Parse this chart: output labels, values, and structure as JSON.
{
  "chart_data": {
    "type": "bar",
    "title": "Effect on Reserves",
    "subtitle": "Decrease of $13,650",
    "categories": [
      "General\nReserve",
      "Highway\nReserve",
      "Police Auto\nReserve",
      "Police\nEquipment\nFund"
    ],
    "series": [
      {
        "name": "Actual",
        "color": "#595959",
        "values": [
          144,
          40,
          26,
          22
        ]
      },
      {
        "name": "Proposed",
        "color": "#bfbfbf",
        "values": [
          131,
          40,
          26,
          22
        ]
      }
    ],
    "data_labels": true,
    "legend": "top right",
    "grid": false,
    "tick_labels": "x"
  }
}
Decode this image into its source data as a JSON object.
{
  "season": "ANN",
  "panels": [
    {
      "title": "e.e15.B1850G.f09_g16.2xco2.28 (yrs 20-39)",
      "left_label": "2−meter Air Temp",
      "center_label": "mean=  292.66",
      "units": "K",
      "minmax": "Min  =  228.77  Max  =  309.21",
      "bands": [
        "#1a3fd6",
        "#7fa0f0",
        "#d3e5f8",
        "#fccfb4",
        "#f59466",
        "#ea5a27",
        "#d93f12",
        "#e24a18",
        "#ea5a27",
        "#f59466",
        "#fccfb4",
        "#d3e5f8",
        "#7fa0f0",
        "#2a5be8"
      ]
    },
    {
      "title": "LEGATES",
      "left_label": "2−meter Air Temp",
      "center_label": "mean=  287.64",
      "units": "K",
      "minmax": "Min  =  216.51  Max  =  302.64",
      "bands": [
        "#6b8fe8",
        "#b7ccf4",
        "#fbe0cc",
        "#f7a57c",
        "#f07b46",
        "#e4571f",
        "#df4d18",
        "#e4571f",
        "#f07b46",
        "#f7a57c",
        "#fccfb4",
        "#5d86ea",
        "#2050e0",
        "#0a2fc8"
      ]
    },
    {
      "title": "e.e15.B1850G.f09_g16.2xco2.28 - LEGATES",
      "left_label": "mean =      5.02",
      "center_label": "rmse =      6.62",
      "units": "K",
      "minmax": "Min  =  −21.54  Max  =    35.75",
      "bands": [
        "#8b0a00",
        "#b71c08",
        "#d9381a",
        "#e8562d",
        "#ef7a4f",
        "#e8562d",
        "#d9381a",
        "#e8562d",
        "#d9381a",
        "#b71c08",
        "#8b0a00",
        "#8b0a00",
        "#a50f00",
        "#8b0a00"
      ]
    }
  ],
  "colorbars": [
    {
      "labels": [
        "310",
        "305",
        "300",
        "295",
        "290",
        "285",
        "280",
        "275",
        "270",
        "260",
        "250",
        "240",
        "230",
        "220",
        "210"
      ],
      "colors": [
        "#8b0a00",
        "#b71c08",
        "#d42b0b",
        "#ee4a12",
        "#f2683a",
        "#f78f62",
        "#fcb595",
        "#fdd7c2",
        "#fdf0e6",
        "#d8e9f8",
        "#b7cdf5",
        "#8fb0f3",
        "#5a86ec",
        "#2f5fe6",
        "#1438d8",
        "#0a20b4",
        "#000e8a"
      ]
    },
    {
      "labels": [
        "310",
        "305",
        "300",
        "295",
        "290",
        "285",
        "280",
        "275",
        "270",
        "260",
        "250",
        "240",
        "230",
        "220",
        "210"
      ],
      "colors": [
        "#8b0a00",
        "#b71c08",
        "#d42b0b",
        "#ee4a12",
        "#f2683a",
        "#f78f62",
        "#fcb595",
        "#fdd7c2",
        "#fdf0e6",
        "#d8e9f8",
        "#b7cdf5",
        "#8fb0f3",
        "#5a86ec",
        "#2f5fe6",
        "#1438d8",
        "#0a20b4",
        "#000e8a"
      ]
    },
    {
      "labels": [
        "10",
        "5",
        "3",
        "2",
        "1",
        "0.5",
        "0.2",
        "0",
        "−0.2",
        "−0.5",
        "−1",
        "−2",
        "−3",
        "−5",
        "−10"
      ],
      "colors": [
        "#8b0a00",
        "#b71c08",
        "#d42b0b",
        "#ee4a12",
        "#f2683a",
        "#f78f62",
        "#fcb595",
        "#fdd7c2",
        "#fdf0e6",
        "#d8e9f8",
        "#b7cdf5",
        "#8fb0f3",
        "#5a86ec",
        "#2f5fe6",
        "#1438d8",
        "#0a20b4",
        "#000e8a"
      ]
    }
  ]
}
____
| Written problem |
Scan the data for the word "mean" and copy every line where it shows up.

| Result of the exercise |
      "center_label": "mean=  292.66",
      "center_label": "mean=  287.64",
      "left_label": "mean =      5.02",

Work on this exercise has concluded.